> _DATASET ENTRIES_:
--- --- ---

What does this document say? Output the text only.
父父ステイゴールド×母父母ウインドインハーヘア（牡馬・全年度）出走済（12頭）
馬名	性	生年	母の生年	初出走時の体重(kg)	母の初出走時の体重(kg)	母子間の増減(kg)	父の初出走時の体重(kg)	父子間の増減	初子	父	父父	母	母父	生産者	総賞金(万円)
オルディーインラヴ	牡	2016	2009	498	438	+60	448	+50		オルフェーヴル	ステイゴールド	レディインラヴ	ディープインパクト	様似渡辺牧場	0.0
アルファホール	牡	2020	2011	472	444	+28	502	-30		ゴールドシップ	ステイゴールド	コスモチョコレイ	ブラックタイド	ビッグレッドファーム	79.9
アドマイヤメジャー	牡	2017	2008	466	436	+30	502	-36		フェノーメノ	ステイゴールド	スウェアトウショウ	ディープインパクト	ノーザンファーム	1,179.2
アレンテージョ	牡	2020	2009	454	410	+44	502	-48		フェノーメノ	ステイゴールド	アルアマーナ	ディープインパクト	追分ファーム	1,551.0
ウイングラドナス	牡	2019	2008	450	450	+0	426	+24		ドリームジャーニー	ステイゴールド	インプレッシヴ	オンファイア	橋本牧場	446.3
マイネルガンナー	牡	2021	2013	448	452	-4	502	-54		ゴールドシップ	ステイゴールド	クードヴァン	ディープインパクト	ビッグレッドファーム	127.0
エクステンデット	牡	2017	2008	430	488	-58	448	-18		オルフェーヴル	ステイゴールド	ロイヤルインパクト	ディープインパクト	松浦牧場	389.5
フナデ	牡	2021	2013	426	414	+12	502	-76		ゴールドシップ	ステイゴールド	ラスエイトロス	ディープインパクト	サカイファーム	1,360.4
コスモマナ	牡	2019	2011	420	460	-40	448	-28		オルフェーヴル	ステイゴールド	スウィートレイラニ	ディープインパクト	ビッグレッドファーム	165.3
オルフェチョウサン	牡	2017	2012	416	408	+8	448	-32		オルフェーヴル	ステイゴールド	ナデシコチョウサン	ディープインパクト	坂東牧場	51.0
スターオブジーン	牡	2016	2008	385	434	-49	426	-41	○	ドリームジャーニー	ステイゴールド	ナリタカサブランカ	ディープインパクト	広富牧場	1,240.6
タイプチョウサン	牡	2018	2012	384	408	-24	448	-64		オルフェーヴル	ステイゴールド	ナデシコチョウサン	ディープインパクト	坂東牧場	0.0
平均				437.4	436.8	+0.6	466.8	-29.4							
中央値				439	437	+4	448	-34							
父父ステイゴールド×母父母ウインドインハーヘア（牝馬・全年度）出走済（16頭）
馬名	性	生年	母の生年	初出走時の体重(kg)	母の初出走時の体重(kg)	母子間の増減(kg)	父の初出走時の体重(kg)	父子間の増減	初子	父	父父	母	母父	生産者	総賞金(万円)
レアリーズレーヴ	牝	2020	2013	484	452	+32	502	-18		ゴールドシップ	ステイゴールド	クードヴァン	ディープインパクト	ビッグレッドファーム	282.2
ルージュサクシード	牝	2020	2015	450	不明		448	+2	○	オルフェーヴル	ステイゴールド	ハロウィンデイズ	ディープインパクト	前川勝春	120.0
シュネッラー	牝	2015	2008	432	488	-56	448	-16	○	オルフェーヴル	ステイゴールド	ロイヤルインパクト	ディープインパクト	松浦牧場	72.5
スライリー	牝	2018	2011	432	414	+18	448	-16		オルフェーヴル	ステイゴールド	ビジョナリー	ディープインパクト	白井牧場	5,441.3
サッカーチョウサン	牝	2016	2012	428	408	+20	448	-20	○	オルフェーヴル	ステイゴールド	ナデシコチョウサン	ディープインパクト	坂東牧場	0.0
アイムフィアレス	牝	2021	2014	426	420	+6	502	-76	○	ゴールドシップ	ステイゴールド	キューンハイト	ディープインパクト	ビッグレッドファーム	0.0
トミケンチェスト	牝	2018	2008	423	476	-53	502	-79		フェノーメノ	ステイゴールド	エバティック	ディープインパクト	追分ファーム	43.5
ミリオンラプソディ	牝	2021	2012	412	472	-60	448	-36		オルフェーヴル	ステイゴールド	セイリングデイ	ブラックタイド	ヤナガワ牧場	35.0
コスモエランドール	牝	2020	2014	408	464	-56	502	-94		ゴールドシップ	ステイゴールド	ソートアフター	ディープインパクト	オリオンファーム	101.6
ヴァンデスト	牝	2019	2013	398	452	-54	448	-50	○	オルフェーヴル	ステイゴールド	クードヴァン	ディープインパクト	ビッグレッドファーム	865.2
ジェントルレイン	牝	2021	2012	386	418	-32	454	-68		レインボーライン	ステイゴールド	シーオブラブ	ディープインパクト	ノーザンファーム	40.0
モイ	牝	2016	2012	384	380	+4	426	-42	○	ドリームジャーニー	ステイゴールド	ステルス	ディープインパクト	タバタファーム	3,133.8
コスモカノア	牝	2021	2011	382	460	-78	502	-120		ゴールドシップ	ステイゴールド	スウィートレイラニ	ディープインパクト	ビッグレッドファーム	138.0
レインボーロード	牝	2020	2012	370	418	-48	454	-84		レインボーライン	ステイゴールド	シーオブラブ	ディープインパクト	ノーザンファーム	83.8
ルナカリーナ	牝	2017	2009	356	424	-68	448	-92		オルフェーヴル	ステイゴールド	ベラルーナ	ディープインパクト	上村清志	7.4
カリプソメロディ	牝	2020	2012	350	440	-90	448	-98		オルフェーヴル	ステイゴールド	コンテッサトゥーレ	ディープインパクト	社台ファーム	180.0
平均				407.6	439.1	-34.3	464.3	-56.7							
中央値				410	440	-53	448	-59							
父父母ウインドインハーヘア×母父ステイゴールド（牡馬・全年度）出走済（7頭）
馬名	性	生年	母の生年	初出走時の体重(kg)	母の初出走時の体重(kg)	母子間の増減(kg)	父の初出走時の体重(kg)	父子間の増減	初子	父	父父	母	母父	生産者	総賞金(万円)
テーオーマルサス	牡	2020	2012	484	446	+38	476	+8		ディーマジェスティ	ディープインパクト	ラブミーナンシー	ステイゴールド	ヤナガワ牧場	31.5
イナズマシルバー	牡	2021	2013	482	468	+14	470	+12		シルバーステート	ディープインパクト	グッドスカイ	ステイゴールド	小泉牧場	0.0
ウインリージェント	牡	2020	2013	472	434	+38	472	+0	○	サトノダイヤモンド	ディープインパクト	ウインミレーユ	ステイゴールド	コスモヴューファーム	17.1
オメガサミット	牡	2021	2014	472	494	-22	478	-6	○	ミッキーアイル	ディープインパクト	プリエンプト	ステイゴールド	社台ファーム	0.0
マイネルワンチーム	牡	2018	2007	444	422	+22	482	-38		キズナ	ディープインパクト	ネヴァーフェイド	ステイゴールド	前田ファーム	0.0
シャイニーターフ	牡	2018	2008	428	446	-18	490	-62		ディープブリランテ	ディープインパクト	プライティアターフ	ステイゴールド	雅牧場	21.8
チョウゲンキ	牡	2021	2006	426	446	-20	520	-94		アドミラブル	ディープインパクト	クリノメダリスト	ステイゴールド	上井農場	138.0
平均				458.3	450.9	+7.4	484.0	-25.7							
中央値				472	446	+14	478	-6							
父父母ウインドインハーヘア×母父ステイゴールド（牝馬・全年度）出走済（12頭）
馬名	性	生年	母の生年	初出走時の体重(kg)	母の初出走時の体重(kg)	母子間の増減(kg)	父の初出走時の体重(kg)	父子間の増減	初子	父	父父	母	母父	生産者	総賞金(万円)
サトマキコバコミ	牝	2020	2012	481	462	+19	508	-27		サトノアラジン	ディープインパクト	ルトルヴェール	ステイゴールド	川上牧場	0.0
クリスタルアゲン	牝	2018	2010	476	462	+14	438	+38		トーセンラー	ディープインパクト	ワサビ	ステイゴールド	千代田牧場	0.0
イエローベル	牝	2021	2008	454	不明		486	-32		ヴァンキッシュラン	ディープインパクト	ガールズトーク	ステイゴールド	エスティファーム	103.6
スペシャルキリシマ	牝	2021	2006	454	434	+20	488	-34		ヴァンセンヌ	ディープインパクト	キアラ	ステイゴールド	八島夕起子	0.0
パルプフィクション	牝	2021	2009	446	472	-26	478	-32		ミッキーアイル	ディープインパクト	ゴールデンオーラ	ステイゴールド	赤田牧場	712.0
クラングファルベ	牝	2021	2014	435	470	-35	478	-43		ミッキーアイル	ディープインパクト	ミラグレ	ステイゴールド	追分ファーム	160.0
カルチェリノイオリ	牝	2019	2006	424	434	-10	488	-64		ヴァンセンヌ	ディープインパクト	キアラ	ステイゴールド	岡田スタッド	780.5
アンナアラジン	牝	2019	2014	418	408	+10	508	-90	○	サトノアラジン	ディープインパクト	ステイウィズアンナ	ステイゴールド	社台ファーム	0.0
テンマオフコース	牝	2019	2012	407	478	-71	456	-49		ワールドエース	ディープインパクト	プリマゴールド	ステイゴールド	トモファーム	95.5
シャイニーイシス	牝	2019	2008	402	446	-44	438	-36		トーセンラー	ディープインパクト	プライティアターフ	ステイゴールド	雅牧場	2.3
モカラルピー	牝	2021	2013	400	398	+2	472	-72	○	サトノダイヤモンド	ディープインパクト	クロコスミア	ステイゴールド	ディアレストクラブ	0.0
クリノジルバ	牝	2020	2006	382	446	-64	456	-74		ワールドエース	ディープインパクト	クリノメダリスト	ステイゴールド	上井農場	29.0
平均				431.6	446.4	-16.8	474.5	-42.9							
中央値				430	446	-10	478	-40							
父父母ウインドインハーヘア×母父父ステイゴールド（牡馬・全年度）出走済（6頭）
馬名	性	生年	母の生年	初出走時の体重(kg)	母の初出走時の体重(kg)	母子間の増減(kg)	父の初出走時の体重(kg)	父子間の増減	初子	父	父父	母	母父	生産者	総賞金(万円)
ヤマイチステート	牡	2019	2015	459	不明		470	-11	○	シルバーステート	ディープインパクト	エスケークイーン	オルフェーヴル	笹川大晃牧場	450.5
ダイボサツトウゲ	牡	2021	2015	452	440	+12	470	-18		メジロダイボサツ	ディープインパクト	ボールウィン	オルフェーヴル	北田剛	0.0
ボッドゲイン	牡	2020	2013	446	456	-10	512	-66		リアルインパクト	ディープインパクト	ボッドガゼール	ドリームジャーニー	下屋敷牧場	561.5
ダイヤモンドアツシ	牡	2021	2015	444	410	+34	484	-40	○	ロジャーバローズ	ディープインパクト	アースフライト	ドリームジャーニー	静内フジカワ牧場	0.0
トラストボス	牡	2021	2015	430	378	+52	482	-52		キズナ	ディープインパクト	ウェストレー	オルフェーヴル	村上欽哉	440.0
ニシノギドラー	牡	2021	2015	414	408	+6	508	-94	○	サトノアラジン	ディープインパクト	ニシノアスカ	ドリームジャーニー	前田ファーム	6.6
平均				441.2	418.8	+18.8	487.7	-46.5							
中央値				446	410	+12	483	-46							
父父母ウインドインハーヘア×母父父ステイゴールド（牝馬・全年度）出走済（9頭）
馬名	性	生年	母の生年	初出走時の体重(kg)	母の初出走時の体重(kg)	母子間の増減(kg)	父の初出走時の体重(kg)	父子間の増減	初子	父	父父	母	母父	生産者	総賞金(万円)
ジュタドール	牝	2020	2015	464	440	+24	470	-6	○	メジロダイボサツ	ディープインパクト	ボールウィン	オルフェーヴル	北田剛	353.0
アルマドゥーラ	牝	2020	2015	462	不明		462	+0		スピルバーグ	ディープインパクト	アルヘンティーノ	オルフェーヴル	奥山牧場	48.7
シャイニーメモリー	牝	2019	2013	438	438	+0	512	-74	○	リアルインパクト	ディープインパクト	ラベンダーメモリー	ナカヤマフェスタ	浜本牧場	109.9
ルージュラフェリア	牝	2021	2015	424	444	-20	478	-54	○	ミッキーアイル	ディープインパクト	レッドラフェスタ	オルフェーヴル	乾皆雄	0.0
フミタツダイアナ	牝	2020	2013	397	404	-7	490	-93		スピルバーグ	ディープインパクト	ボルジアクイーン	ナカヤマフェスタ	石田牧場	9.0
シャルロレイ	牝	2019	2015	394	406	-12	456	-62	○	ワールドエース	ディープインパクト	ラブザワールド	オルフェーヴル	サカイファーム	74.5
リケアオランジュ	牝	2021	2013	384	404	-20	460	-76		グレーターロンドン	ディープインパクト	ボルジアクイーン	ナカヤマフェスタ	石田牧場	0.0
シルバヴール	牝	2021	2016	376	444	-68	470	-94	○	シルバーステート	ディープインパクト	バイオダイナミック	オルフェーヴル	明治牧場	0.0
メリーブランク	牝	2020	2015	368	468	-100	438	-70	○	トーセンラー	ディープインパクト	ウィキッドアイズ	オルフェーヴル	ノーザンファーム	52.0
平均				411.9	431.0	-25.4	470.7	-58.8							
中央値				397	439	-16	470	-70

--- --- ---

Pick out and copy every line that contains the word "フェノーメノ".

アドマイヤメジャー	牡	2017	2008	466	436	+30	502	-36		フェノーメノ	ステイゴールド	スウェアトウショウ	ディープインパクト	ノーザンファーム	1,179.2
アレンテージョ	牡	2020	2009	454	410	+44	502	-48		フェノーメノ	ステイゴールド	アルアマーナ	ディープインパクト	追分ファーム	1,551.0
トミケンチェスト	牝	2018	2008	423	476	-53	502	-79		フェノーメノ	ステイゴールド	エバティック	ディープインパクト	追分ファーム	43.5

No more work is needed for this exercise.